WORK TO COMPLETE:
Quote each record exactly, please, leaving none out.

# Start of MATERIAL

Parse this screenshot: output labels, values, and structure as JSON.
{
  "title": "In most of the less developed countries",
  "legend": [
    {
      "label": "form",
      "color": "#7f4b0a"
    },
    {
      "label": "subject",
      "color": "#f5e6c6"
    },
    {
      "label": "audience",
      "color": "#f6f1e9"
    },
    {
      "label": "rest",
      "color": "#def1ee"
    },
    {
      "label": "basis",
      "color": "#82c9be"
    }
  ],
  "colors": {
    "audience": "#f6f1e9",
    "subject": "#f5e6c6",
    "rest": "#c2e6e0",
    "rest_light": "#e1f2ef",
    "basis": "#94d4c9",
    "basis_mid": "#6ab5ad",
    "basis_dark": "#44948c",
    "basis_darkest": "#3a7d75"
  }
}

# End of MATERIAL

TASK SOLUTION:
Parse this screenshot: output labels, values, and structure as JSON.
{
  "title": "In most of the less developed countries",
  "legend": [
    {
      "label": "form",
      "color": "#7f4b0a"
    },
    {
      "label": "subject",
      "color": "#f5e6c6"
    },
    {
      "label": "audience",
      "color": "#f6f1e9"
    },
    {
      "label": "rest",
      "color": "#def1ee"
    },
    {
      "label": "basis",
      "color": "#82c9be"
    }
  ],
  "colors": {
    "audience": "#f6f1e9",
    "subject": "#f5e6c6",
    "rest": "#c2e6e0",
    "rest_light": "#e1f2ef",
    "basis": "#94d4c9",
    "basis_mid": "#6ab5ad",
    "basis_dark": "#44948c",
    "basis_darkest": "#3a7d75"
  }
}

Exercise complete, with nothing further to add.